Items from a dataset:
☆ ☆ ☆ ☆ ☆ ☆ ☆

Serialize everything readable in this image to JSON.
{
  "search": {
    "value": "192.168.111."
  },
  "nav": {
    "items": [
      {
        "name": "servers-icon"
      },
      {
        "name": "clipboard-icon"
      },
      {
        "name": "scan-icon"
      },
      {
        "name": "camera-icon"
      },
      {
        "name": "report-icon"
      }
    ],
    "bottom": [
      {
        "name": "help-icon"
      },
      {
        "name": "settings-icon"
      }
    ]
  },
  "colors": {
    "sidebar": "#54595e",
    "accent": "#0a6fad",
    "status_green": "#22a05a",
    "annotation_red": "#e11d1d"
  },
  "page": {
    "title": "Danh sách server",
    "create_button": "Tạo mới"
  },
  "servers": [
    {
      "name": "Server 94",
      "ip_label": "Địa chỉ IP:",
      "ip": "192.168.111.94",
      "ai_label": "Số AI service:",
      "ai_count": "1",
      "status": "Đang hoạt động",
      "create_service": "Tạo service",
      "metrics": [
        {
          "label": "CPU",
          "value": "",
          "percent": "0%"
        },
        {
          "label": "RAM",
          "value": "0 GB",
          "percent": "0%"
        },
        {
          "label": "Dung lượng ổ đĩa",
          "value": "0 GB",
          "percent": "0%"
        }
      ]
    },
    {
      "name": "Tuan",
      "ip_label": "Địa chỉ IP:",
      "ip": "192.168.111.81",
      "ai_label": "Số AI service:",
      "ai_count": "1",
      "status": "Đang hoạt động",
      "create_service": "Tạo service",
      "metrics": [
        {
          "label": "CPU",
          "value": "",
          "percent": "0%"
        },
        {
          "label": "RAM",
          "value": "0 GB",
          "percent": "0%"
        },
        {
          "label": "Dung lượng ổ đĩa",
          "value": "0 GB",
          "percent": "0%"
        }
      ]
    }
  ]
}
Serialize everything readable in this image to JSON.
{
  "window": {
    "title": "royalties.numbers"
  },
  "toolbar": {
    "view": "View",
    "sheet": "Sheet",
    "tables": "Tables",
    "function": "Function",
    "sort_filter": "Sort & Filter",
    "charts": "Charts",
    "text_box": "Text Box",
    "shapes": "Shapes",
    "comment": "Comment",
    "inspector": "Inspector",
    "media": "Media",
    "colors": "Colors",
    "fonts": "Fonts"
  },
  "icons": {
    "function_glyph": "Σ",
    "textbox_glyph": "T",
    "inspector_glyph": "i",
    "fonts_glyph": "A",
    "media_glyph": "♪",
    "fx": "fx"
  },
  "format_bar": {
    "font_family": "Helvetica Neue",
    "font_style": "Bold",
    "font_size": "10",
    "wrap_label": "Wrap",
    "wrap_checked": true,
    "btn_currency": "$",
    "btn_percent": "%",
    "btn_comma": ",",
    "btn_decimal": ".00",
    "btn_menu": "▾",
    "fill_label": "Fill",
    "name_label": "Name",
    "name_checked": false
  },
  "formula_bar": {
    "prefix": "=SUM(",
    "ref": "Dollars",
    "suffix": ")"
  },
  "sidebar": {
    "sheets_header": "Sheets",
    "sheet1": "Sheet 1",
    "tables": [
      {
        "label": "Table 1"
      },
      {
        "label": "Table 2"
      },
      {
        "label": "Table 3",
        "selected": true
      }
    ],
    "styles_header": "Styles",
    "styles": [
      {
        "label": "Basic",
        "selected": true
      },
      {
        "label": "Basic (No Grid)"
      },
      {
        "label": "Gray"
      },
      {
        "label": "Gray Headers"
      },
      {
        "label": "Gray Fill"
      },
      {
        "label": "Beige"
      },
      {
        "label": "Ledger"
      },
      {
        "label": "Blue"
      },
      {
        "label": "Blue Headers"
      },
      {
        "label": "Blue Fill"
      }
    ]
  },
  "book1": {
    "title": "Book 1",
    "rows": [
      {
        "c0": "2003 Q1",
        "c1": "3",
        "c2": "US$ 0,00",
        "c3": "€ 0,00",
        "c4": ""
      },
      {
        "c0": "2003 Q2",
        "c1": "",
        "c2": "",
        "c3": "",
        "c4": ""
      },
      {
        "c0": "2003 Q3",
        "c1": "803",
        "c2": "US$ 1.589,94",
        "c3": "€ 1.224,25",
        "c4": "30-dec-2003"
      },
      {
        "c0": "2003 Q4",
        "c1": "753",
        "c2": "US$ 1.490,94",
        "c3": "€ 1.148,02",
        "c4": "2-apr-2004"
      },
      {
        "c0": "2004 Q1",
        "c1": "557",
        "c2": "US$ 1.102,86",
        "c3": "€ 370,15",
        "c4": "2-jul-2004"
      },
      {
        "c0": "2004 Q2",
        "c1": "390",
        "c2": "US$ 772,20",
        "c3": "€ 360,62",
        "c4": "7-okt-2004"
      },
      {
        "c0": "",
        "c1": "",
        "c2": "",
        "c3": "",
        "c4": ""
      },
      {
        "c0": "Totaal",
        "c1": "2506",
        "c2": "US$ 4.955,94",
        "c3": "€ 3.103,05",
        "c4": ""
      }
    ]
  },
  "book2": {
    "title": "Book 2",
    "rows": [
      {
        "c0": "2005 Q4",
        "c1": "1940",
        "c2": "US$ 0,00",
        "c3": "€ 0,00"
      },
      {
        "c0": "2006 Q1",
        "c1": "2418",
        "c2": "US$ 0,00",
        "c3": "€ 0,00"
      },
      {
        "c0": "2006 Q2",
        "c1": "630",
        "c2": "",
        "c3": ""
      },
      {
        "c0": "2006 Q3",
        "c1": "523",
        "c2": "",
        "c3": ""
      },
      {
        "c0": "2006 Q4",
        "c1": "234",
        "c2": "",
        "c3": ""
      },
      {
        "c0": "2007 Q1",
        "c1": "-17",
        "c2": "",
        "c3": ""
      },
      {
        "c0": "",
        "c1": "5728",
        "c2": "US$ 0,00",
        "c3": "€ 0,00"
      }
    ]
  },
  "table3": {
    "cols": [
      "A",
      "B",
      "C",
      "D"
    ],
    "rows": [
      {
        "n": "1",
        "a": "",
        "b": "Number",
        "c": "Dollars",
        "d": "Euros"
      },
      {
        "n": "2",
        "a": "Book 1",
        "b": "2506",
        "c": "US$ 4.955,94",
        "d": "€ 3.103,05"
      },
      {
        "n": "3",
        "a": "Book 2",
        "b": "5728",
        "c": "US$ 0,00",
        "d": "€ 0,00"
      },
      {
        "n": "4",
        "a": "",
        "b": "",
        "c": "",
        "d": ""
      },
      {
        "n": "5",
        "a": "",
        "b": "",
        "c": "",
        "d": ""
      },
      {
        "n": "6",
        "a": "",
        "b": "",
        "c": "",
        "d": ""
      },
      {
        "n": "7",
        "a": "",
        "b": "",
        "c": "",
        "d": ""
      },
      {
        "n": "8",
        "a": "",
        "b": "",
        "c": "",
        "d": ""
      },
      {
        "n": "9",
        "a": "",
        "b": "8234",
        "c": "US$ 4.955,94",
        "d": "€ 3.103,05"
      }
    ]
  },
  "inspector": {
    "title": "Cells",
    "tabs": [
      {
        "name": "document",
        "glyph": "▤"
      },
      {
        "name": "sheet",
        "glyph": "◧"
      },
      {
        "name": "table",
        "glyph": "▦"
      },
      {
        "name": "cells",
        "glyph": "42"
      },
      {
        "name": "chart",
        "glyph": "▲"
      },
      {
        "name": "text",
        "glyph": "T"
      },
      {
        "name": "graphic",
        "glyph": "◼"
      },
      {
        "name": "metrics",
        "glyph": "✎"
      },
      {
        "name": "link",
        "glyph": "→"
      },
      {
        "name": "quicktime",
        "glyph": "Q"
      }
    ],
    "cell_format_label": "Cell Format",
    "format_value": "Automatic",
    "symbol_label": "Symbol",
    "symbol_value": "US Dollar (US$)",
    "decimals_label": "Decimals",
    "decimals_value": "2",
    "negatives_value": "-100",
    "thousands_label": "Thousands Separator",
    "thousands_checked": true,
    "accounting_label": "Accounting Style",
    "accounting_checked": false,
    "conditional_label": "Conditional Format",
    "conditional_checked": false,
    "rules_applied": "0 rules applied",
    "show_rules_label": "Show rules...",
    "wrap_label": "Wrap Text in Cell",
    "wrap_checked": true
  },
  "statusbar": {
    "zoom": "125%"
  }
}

☆ ☆ ☆ ☆ ☆ ☆ ☆

• **Work to do**:
Tally the lines above that contain the word "false", and reply with only the number.

• **Answer**:
3